§ **Short exercise**
Print the records below exactly as they appear.

-- START OF Extracted records --

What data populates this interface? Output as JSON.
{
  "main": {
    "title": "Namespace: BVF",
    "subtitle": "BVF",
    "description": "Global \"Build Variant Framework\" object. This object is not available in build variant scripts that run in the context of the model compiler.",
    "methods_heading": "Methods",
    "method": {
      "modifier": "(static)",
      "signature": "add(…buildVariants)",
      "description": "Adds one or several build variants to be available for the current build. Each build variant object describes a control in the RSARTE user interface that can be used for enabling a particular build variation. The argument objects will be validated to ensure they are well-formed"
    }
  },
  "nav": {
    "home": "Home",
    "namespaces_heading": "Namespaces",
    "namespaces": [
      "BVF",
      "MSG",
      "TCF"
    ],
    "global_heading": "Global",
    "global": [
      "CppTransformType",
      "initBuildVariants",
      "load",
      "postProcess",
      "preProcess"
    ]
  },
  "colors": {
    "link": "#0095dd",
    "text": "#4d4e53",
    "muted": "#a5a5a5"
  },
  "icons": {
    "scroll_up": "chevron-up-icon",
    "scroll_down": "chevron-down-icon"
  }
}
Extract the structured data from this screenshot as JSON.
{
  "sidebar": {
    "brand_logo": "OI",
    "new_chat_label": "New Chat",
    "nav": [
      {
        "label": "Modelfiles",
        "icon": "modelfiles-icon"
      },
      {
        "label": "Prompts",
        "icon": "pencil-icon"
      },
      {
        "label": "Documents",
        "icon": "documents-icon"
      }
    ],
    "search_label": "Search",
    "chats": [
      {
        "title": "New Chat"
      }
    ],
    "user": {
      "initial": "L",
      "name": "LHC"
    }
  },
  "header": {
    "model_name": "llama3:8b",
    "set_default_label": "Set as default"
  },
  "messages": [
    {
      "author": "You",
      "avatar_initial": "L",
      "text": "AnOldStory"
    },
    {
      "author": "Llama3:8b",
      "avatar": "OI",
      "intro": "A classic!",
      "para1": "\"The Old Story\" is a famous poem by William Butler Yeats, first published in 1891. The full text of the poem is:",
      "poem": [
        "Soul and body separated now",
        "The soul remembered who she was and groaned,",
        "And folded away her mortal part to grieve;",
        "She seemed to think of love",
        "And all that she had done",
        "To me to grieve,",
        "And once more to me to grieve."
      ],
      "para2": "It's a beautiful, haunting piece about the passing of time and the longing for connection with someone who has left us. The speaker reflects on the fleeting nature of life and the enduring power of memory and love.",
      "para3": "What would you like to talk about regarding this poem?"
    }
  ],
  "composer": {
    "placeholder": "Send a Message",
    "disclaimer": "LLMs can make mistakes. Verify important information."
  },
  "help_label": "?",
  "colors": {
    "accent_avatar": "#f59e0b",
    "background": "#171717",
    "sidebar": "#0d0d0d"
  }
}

-- END OF Extracted records --

§ **Response to the task**
What data populates this interface? Output as JSON.
{
  "main": {
    "title": "Namespace: BVF",
    "subtitle": "BVF",
    "description": "Global \"Build Variant Framework\" object. This object is not available in build variant scripts that run in the context of the model compiler.",
    "methods_heading": "Methods",
    "method": {
      "modifier": "(static)",
      "signature": "add(…buildVariants)",
      "description": "Adds one or several build variants to be available for the current build. Each build variant object describes a control in the RSARTE user interface that can be used for enabling a particular build variation. The argument objects will be validated to ensure they are well-formed"
    }
  },
  "nav": {
    "home": "Home",
    "namespaces_heading": "Namespaces",
    "namespaces": [
      "BVF",
      "MSG",
      "TCF"
    ],
    "global_heading": "Global",
    "global": [
      "CppTransformType",
      "initBuildVariants",
      "load",
      "postProcess",
      "preProcess"
    ]
  },
  "colors": {
    "link": "#0095dd",
    "text": "#4d4e53",
    "muted": "#a5a5a5"
  },
  "icons": {
    "scroll_up": "chevron-up-icon",
    "scroll_down": "chevron-down-icon"
  }
}
Extract the structured data from this screenshot as JSON.
{
  "sidebar": {
    "brand_logo": "OI",
    "new_chat_label": "New Chat",
    "nav": [
      {
        "label": "Modelfiles",
        "icon": "modelfiles-icon"
      },
      {
        "label": "Prompts",
        "icon": "pencil-icon"
      },
      {
        "label": "Documents",
        "icon": "documents-icon"
      }
    ],
    "search_label": "Search",
    "chats": [
      {
        "title": "New Chat"
      }
    ],
    "user": {
      "initial": "L",
      "name": "LHC"
    }
  },
  "header": {
    "model_name": "llama3:8b",
    "set_default_label": "Set as default"
  },
  "messages": [
    {
      "author": "You",
      "avatar_initial": "L",
      "text": "AnOldStory"
    },
    {
      "author": "Llama3:8b",
      "avatar": "OI",
      "intro": "A classic!",
      "para1": "\"The Old Story\" is a famous poem by William Butler Yeats, first published in 1891. The full text of the poem is:",
      "poem": [
        "Soul and body separated now",
        "The soul remembered who she was and groaned,",
        "And folded away her mortal part to grieve;",
        "She seemed to think of love",
        "And all that she had done",
        "To me to grieve,",
        "And once more to me to grieve."
      ],
      "para2": "It's a beautiful, haunting piece about the passing of time and the longing for connection with someone who has left us. The speaker reflects on the fleeting nature of life and the enduring power of memory and love.",
      "para3": "What would you like to talk about regarding this poem?"
    }
  ],
  "composer": {
    "placeholder": "Send a Message",
    "disclaimer": "LLMs can make mistakes. Verify important information."
  },
  "help_label": "?",
  "colors": {
    "accent_avatar": "#f59e0b",
    "background": "#171717",
    "sidebar": "#0d0d0d"
  }
}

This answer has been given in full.